» SET TASK
Copy nothing but the text: reproduce each line of the listing exactly and leave the pictures out.

Data records
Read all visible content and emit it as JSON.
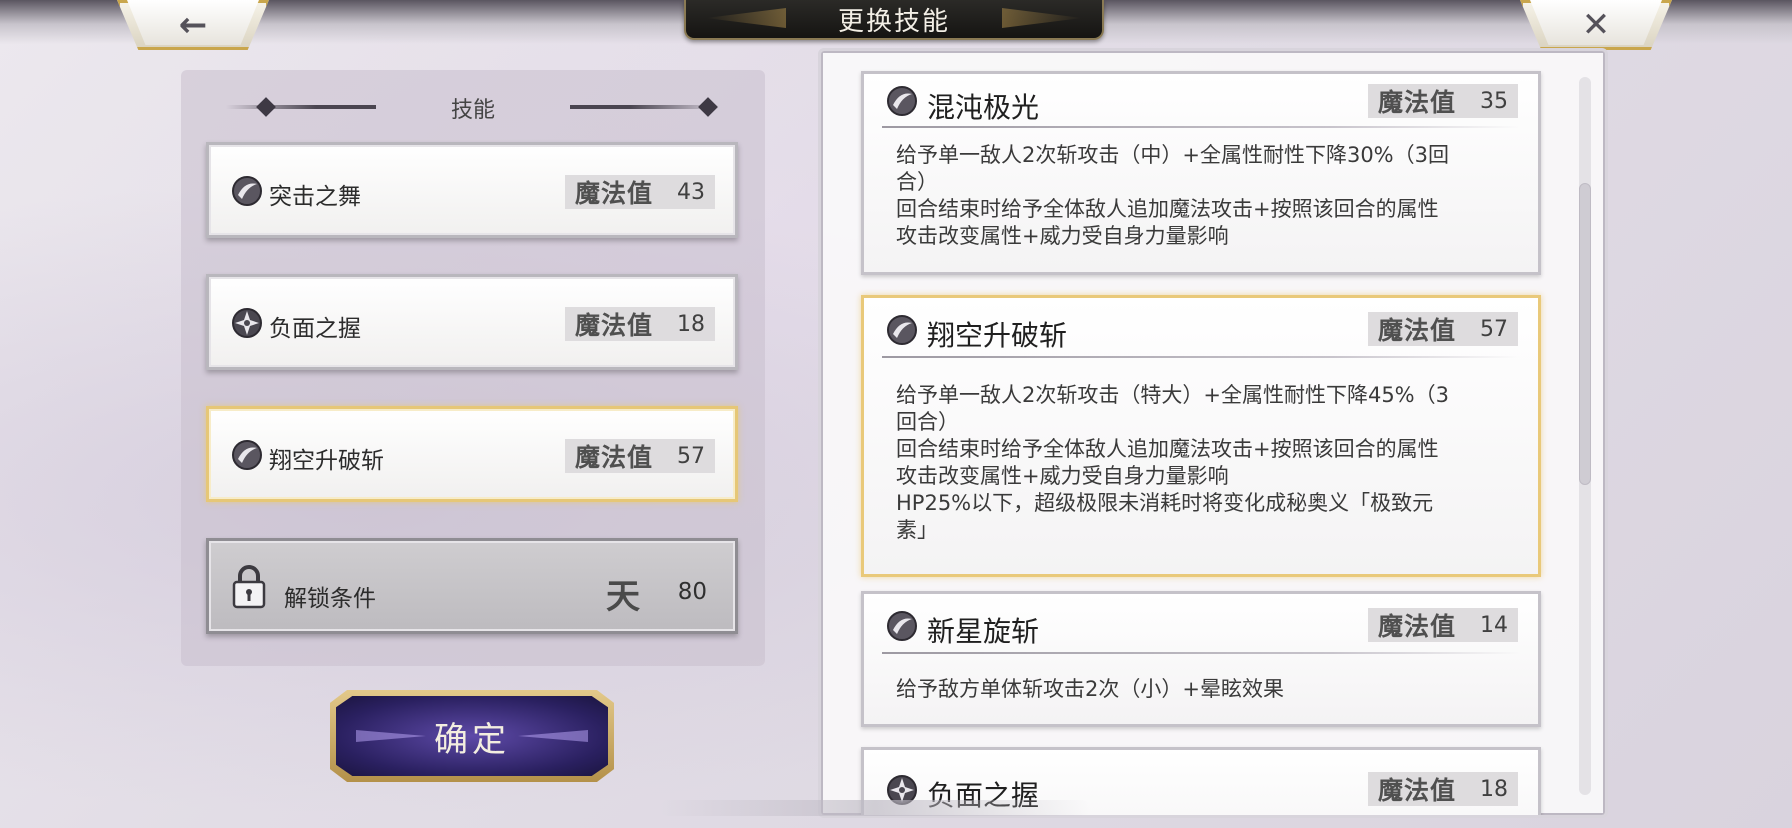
{
  "header": {
    "title": "更换技能",
    "back_glyph": "←",
    "close_glyph": "✕"
  },
  "left_panel": {
    "heading": "技能",
    "slots": [
      {
        "icon": "blade-orb-icon",
        "name": "突击之舞",
        "mp_label": "魔法值",
        "mp_value": "43"
      },
      {
        "icon": "shuriken-orb-icon",
        "name": "负面之握",
        "mp_label": "魔法值",
        "mp_value": "18"
      },
      {
        "icon": "blade-orb-icon",
        "name": "翔空升破斩",
        "mp_label": "魔法值",
        "mp_value": "57"
      }
    ],
    "locked_slot": {
      "icon": "lock-icon",
      "name": "解锁条件",
      "rank_glyph": "天",
      "value": "80"
    }
  },
  "confirm_button": {
    "label": "确定"
  },
  "skill_list": [
    {
      "icon": "blade-orb-icon",
      "name": "混沌极光",
      "mp_label": "魔法值",
      "mp_value": "35",
      "desc": [
        "给予单一敌人2次斩攻击（中）+全属性耐性下降30%（3回",
        "合）",
        "回合结束时给予全体敌人追加魔法攻击+按照该回合的属性",
        "攻击改变属性+威力受自身力量影响"
      ]
    },
    {
      "icon": "blade-orb-icon",
      "name": "翔空升破斩",
      "mp_label": "魔法值",
      "mp_value": "57",
      "desc": [
        "给予单一敌人2次斩攻击（特大）+全属性耐性下降45%（3",
        "回合）",
        "回合结束时给予全体敌人追加魔法攻击+按照该回合的属性",
        "攻击改变属性+威力受自身力量影响",
        "HP25%以下，超级极限未消耗时将变化成秘奥义「极致元",
        "素」"
      ]
    },
    {
      "icon": "blade-orb-icon",
      "name": "新星旋斩",
      "mp_label": "魔法值",
      "mp_value": "14",
      "desc": [
        "给予敌方单体斩攻击2次（小）+晕眩效果"
      ]
    },
    {
      "icon": "shuriken-orb-icon",
      "name": "负面之握",
      "mp_label": "魔法值",
      "mp_value": "18",
      "desc": []
    }
  ],
  "colors": {
    "selected_border": "#e9c97a",
    "gold_frame": "#c9a64c",
    "confirm_fill": "#2a2060"
  }
}
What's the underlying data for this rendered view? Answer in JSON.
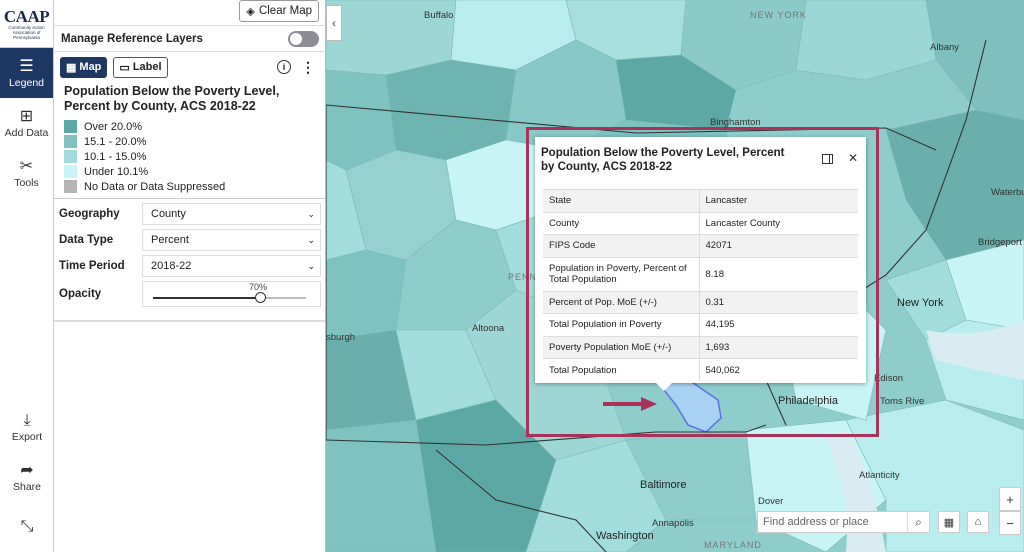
{
  "brand": {
    "logo_text": "CAAP",
    "logo_subtitle": "Community Action Association of Pennsylvania"
  },
  "rail": {
    "items": [
      {
        "label": "Legend",
        "icon": "list-icon",
        "active": true
      },
      {
        "label": "Add Data",
        "icon": "add-data-icon"
      },
      {
        "label": "Tools",
        "icon": "tools-icon"
      }
    ],
    "bottom": [
      {
        "label": "Export",
        "icon": "download-icon"
      },
      {
        "label": "Share",
        "icon": "share-icon"
      },
      {
        "label": "",
        "icon": "collapse-arrows-icon"
      }
    ]
  },
  "panel": {
    "clear_map": "Clear Map",
    "manage_layers": "Manage Reference Layers",
    "mode_map": "Map",
    "mode_label": "Label",
    "legend_title": "Population Below the Poverty Level, Percent by County, ACS 2018-22",
    "legend": [
      {
        "label": "Over 20.0%",
        "color": "#5ca8a6"
      },
      {
        "label": "15.1 - 20.0%",
        "color": "#7ec2c1"
      },
      {
        "label": "10.1 - 15.0%",
        "color": "#a3dcdc"
      },
      {
        "label": "Under 10.1%",
        "color": "#c8f4f6"
      },
      {
        "label": "No Data or Data Suppressed",
        "color": "#b5b5b5"
      }
    ],
    "controls": {
      "geography_label": "Geography",
      "geography_value": "County",
      "datatype_label": "Data Type",
      "datatype_value": "Percent",
      "period_label": "Time Period",
      "period_value": "2018-22",
      "opacity_label": "Opacity",
      "opacity_value": "70%",
      "opacity_fraction": 0.7
    }
  },
  "map": {
    "cities": {
      "buffalo": "Buffalo",
      "newyork_state": "NEW YORK",
      "albany": "Albany",
      "binghamton": "Binghamton",
      "waterbury": "Waterbu",
      "bridgeport": "Bridgeport",
      "newyork": "New York",
      "altoona": "Altoona",
      "pittsburgh": "sburgh",
      "philadelphia": "Philadelphia",
      "baltimore": "Baltimore",
      "dover": "Dover",
      "annapolis": "Annapolis",
      "washington": "Washington",
      "atlantic_city": "Atlanticity",
      "toms_river": "Toms Rive",
      "edison": "Edison",
      "maryland": "MARYLAND",
      "penn": "PENN"
    },
    "search_placeholder": "Find address or place"
  },
  "popup": {
    "title": "Population Below the Poverty Level, Percent by County, ACS 2018-22",
    "rows": [
      {
        "field": "State",
        "value": "Lancaster"
      },
      {
        "field": "County",
        "value": "Lancaster County"
      },
      {
        "field": "FIPS Code",
        "value": "42071"
      },
      {
        "field": "Population in Poverty, Percent of Total Population",
        "value": "8.18"
      },
      {
        "field": "Percent of Pop. MoE (+/-)",
        "value": "0.31"
      },
      {
        "field": "Total Population in Poverty",
        "value": "44,195"
      },
      {
        "field": "Poverty Population MoE (+/-)",
        "value": "1,693"
      },
      {
        "field": "Total Population",
        "value": "540,062"
      }
    ]
  },
  "colors": {
    "accent": "#1f3863",
    "highlight": "#a8325a"
  }
}
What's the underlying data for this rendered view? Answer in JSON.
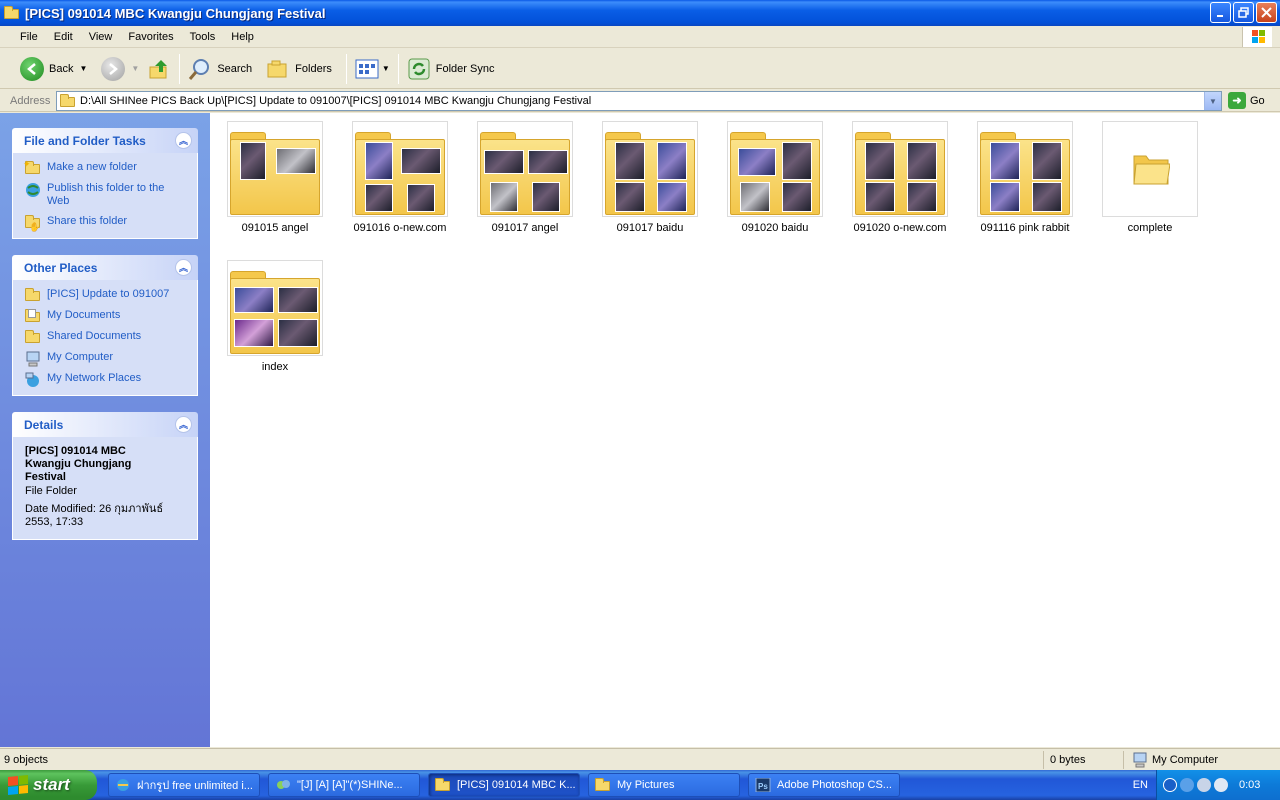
{
  "window": {
    "title": "[PICS] 091014 MBC Kwangju Chungjang Festival"
  },
  "menu": [
    "File",
    "Edit",
    "View",
    "Favorites",
    "Tools",
    "Help"
  ],
  "toolbar": {
    "back": "Back",
    "search": "Search",
    "folders": "Folders",
    "folder_sync": "Folder Sync"
  },
  "address": {
    "label": "Address",
    "path": "D:\\All SHINee PICS Back Up\\[PICS] Update to 091007\\[PICS] 091014 MBC Kwangju Chungjang Festival",
    "go": "Go"
  },
  "tasks": {
    "title": "File and Folder Tasks",
    "items": [
      "Make a new folder",
      "Publish this folder to the Web",
      "Share this folder"
    ]
  },
  "places": {
    "title": "Other Places",
    "items": [
      "[PICS] Update to 091007",
      "My Documents",
      "Shared Documents",
      "My Computer",
      "My Network Places"
    ]
  },
  "details": {
    "title": "Details",
    "name": "[PICS] 091014 MBC Kwangju Chungjang Festival",
    "type": "File Folder",
    "modified": "Date Modified: 26 กุมภาพันธ์ 2553, 17:33"
  },
  "items": [
    {
      "label": "091015 angel"
    },
    {
      "label": "091016 o-new.com"
    },
    {
      "label": "091017 angel"
    },
    {
      "label": "091017 baidu"
    },
    {
      "label": "091020 baidu"
    },
    {
      "label": "091020 o-new.com"
    },
    {
      "label": "091116 pink rabbit"
    },
    {
      "label": "complete"
    },
    {
      "label": "index"
    }
  ],
  "status": {
    "objects": "9 objects",
    "size": "0 bytes",
    "location": "My Computer"
  },
  "taskbar": {
    "start": "start",
    "tasks": [
      "ฝากรูป free unlimited i...",
      "\"[J] [A] [A]\"(*)SHINe...",
      "[PICS] 091014 MBC K...",
      "My Pictures",
      "Adobe Photoshop CS..."
    ],
    "lang": "EN",
    "clock": "0:03"
  },
  "colors": {
    "titlebar": "#0a5ee6",
    "task_link": "#215dc6",
    "start_green": "#389a38"
  }
}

» ANSWER FOR THE TASK
Read all visible content and emit it as JSON.
{
  "header": {
    "title": "更换技能",
    "back_glyph": "←",
    "close_glyph": "✕"
  },
  "left_panel": {
    "heading": "技能",
    "slots": [
      {
        "icon": "blade-orb-icon",
        "name": "突击之舞",
        "mp_label": "魔法值",
        "mp_value": "43"
      },
      {
        "icon": "shuriken-orb-icon",
        "name": "负面之握",
        "mp_label": "魔法值",
        "mp_value": "18"
      },
      {
        "icon": "blade-orb-icon",
        "name": "翔空升破斩",
        "mp_label": "魔法值",
        "mp_value": "57"
      }
    ],
    "locked_slot": {
      "icon": "lock-icon",
      "name": "解锁条件",
      "rank_glyph": "天",
      "value": "80"
    }
  },
  "confirm_button": {
    "label": "确定"
  },
  "skill_list": [
    {
      "icon": "blade-orb-icon",
      "name": "混沌极光",
      "mp_label": "魔法值",
      "mp_value": "35",
      "desc": [
        "给予单一敌人2次斩攻击（中）+全属性耐性下降30%（3回",
        "合）",
        "回合结束时给予全体敌人追加魔法攻击+按照该回合的属性",
        "攻击改变属性+威力受自身力量影响"
      ]
    },
    {
      "icon": "blade-orb-icon",
      "name": "翔空升破斩",
      "mp_label": "魔法值",
      "mp_value": "57",
      "desc": [
        "给予单一敌人2次斩攻击（特大）+全属性耐性下降45%（3",
        "回合）",
        "回合结束时给予全体敌人追加魔法攻击+按照该回合的属性",
        "攻击改变属性+威力受自身力量影响",
        "HP25%以下，超级极限未消耗时将变化成秘奥义「极致元",
        "素」"
      ]
    },
    {
      "icon": "blade-orb-icon",
      "name": "新星旋斩",
      "mp_label": "魔法值",
      "mp_value": "14",
      "desc": [
        "给予敌方单体斩攻击2次（小）+晕眩效果"
      ]
    },
    {
      "icon": "shuriken-orb-icon",
      "name": "负面之握",
      "mp_label": "魔法值",
      "mp_value": "18",
      "desc": []
    }
  ],
  "colors": {
    "selected_border": "#e9c97a",
    "gold_frame": "#c9a64c",
    "confirm_fill": "#2a2060"
  }
}
What's the underlying data for this rendered view? Answer in JSON.
{
  "brand": {
    "logo_text": "CAAP",
    "logo_subtitle": "Community Action Association of Pennsylvania"
  },
  "rail": {
    "items": [
      {
        "label": "Legend",
        "icon": "list-icon",
        "active": true
      },
      {
        "label": "Add Data",
        "icon": "add-data-icon"
      },
      {
        "label": "Tools",
        "icon": "tools-icon"
      }
    ],
    "bottom": [
      {
        "label": "Export",
        "icon": "download-icon"
      },
      {
        "label": "Share",
        "icon": "share-icon"
      },
      {
        "label": "",
        "icon": "collapse-arrows-icon"
      }
    ]
  },
  "panel": {
    "clear_map": "Clear Map",
    "manage_layers": "Manage Reference Layers",
    "mode_map": "Map",
    "mode_label": "Label",
    "legend_title": "Population Below the Poverty Level, Percent by County, ACS 2018-22",
    "legend": [
      {
        "label": "Over 20.0%",
        "color": "#5ca8a6"
      },
      {
        "label": "15.1 - 20.0%",
        "color": "#7ec2c1"
      },
      {
        "label": "10.1 - 15.0%",
        "color": "#a3dcdc"
      },
      {
        "label": "Under 10.1%",
        "color": "#c8f4f6"
      },
      {
        "label": "No Data or Data Suppressed",
        "color": "#b5b5b5"
      }
    ],
    "controls": {
      "geography_label": "Geography",
      "geography_value": "County",
      "datatype_label": "Data Type",
      "datatype_value": "Percent",
      "period_label": "Time Period",
      "period_value": "2018-22",
      "opacity_label": "Opacity",
      "opacity_value": "70%",
      "opacity_fraction": 0.7
    }
  },
  "map": {
    "cities": {
      "buffalo": "Buffalo",
      "newyork_state": "NEW YORK",
      "albany": "Albany",
      "binghamton": "Binghamton",
      "waterbury": "Waterbu",
      "bridgeport": "Bridgeport",
      "newyork": "New York",
      "altoona": "Altoona",
      "pittsburgh": "sburgh",
      "philadelphia": "Philadelphia",
      "baltimore": "Baltimore",
      "dover": "Dover",
      "annapolis": "Annapolis",
      "washington": "Washington",
      "atlantic_city": "Atlanticity",
      "toms_river": "Toms Rive",
      "edison": "Edison",
      "maryland": "MARYLAND",
      "penn": "PENN"
    },
    "search_placeholder": "Find address or place"
  },
  "popup": {
    "title": "Population Below the Poverty Level, Percent by County, ACS 2018-22",
    "rows": [
      {
        "field": "State",
        "value": "Lancaster"
      },
      {
        "field": "County",
        "value": "Lancaster County"
      },
      {
        "field": "FIPS Code",
        "value": "42071"
      },
      {
        "field": "Population in Poverty, Percent of Total Population",
        "value": "8.18"
      },
      {
        "field": "Percent of Pop. MoE (+/-)",
        "value": "0.31"
      },
      {
        "field": "Total Population in Poverty",
        "value": "44,195"
      },
      {
        "field": "Poverty Population MoE (+/-)",
        "value": "1,693"
      },
      {
        "field": "Total Population",
        "value": "540,062"
      }
    ]
  },
  "colors": {
    "accent": "#1f3863",
    "highlight": "#a8325a"
  }
}
What's the underlying data for this rendered view? Answer in JSON.
{
  "window": {
    "title": "[PICS] 091014 MBC Kwangju Chungjang Festival"
  },
  "menu": [
    "File",
    "Edit",
    "View",
    "Favorites",
    "Tools",
    "Help"
  ],
  "toolbar": {
    "back": "Back",
    "search": "Search",
    "folders": "Folders",
    "folder_sync": "Folder Sync"
  },
  "address": {
    "label": "Address",
    "path": "D:\\All SHINee PICS Back Up\\[PICS] Update to 091007\\[PICS] 091014 MBC Kwangju Chungjang Festival",
    "go": "Go"
  },
  "tasks": {
    "title": "File and Folder Tasks",
    "items": [
      "Make a new folder",
      "Publish this folder to the Web",
      "Share this folder"
    ]
  },
  "places": {
    "title": "Other Places",
    "items": [
      "[PICS] Update to 091007",
      "My Documents",
      "Shared Documents",
      "My Computer",
      "My Network Places"
    ]
  },
  "details": {
    "title": "Details",
    "name": "[PICS] 091014 MBC Kwangju Chungjang Festival",
    "type": "File Folder",
    "modified": "Date Modified: 26 กุมภาพันธ์ 2553, 17:33"
  },
  "items": [
    {
      "label": "091015 angel"
    },
    {
      "label": "091016 o-new.com"
    },
    {
      "label": "091017 angel"
    },
    {
      "label": "091017 baidu"
    },
    {
      "label": "091020 baidu"
    },
    {
      "label": "091020 o-new.com"
    },
    {
      "label": "091116 pink rabbit"
    },
    {
      "label": "complete"
    },
    {
      "label": "index"
    }
  ],
  "status": {
    "objects": "9 objects",
    "size": "0 bytes",
    "location": "My Computer"
  },
  "taskbar": {
    "start": "start",
    "tasks": [
      "ฝากรูป free unlimited i...",
      "\"[J] [A] [A]\"(*)SHINe...",
      "[PICS] 091014 MBC K...",
      "My Pictures",
      "Adobe Photoshop CS..."
    ],
    "lang": "EN",
    "clock": "0:03"
  },
  "colors": {
    "titlebar": "#0a5ee6",
    "task_link": "#215dc6",
    "start_green": "#389a38"
  }
}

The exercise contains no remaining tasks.